## WORK TO COMPLETE
For each line in the material below that holds "Bäumler", copy that line.

# # # # #

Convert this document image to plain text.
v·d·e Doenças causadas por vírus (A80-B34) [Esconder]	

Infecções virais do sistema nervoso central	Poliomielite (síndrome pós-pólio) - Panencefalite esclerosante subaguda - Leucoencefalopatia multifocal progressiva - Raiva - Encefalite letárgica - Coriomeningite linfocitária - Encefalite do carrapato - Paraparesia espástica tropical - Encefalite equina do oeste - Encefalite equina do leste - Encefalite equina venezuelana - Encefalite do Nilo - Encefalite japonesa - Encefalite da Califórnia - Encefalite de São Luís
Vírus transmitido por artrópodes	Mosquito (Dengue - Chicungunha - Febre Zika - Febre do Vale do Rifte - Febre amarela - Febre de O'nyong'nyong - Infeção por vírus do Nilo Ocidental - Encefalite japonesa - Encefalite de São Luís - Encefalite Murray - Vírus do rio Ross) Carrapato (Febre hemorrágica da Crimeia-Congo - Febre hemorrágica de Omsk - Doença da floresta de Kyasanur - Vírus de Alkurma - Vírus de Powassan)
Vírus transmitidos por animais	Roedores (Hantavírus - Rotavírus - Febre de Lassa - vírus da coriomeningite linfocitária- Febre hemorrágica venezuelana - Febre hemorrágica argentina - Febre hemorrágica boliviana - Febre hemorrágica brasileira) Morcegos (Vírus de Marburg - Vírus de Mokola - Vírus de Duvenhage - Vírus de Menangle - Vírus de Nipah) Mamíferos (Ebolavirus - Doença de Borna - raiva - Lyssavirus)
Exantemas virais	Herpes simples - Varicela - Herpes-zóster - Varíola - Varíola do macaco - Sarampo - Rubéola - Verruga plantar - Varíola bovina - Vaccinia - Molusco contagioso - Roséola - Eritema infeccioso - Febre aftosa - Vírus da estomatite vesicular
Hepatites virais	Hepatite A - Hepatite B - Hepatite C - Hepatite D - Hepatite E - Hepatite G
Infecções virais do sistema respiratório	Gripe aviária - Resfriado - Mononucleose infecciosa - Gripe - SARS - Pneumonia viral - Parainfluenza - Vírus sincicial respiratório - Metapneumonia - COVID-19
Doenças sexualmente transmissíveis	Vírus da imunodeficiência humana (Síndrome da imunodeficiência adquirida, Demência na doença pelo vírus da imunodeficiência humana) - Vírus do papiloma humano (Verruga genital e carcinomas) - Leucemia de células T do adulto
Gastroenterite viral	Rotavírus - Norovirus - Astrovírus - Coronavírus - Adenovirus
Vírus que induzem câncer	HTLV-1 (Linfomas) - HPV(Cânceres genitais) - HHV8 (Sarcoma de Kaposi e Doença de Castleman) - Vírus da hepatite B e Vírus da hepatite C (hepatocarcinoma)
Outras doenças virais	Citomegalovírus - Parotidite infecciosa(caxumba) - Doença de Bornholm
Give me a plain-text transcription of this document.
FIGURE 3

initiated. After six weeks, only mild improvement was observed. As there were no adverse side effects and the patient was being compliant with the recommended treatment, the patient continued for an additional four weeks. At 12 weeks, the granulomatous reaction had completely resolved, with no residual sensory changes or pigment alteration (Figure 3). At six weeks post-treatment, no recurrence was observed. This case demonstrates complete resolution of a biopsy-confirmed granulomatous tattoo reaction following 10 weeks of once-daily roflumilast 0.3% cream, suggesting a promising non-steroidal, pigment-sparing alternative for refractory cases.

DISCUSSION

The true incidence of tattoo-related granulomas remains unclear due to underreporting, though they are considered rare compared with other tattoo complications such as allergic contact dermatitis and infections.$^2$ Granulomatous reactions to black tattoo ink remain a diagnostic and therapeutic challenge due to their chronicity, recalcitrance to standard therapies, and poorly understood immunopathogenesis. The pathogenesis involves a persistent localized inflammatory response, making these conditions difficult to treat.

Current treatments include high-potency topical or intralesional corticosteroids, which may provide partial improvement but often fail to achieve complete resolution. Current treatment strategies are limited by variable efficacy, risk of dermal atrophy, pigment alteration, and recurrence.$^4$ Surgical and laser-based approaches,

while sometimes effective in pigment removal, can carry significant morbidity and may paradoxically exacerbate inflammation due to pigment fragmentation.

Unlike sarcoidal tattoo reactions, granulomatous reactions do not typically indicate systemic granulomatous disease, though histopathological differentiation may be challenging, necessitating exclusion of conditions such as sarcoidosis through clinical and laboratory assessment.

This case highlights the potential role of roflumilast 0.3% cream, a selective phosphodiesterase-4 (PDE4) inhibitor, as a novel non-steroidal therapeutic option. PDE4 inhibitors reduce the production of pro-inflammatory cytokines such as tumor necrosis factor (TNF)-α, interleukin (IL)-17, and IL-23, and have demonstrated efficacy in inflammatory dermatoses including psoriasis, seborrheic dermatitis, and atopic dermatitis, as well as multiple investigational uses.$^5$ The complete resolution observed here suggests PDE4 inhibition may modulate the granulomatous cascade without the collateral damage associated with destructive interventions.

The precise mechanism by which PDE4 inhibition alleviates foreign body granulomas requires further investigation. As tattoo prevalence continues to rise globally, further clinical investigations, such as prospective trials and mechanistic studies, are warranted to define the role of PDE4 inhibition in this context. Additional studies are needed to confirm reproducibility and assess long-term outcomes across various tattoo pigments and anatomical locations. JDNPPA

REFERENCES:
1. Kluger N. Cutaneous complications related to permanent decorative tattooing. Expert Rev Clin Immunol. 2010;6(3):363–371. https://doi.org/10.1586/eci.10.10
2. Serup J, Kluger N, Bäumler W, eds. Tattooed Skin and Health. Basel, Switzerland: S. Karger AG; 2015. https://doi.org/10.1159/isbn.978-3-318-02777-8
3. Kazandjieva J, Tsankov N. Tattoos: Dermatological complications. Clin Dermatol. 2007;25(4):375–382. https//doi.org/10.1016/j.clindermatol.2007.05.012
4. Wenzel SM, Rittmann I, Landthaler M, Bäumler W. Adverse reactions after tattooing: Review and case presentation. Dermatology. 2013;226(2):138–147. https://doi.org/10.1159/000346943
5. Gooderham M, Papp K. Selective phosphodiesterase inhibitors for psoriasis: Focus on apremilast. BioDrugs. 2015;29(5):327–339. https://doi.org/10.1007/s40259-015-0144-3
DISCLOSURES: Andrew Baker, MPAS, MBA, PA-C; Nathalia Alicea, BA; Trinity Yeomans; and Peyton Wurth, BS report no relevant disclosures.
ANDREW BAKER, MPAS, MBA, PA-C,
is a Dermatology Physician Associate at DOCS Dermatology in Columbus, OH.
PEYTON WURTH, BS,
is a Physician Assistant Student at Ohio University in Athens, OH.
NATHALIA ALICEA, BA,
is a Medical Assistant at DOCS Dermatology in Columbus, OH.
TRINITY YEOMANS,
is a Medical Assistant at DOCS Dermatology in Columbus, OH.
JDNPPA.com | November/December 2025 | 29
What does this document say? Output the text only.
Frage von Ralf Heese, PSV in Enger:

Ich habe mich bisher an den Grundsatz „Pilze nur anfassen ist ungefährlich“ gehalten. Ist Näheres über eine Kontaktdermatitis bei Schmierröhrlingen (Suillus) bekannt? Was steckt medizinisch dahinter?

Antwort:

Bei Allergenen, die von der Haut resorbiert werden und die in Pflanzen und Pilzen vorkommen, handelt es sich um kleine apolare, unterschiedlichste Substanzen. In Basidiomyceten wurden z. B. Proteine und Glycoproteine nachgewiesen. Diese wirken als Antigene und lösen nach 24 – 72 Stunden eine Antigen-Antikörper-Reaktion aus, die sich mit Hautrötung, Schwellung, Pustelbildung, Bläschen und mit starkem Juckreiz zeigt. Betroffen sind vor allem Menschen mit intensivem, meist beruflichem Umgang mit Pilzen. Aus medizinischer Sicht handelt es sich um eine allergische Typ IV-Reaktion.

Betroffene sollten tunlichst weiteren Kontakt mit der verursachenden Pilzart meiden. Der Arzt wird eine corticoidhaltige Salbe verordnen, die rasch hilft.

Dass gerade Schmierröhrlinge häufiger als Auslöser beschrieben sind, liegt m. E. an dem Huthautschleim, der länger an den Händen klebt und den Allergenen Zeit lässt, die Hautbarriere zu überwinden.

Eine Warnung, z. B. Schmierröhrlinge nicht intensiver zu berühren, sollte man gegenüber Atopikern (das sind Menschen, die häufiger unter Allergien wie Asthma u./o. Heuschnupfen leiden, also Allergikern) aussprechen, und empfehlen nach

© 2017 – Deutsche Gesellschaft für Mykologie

# # # # #

## EXERCISE ANSWER
2. Serup J, Kluger N, Bäumler W, eds. Tattooed Skin and Health. Basel, Switzerland: S. Karger AG; 2015. https://doi.org/10.1159/isbn.978-3-318-02777-8
4. Wenzel SM, Rittmann I, Landthaler M, Bäumler W. Adverse reactions after tattooing: Review and case presentation. Dermatology. 2013;226(2):138–147. https://doi.org/10.1159/000346943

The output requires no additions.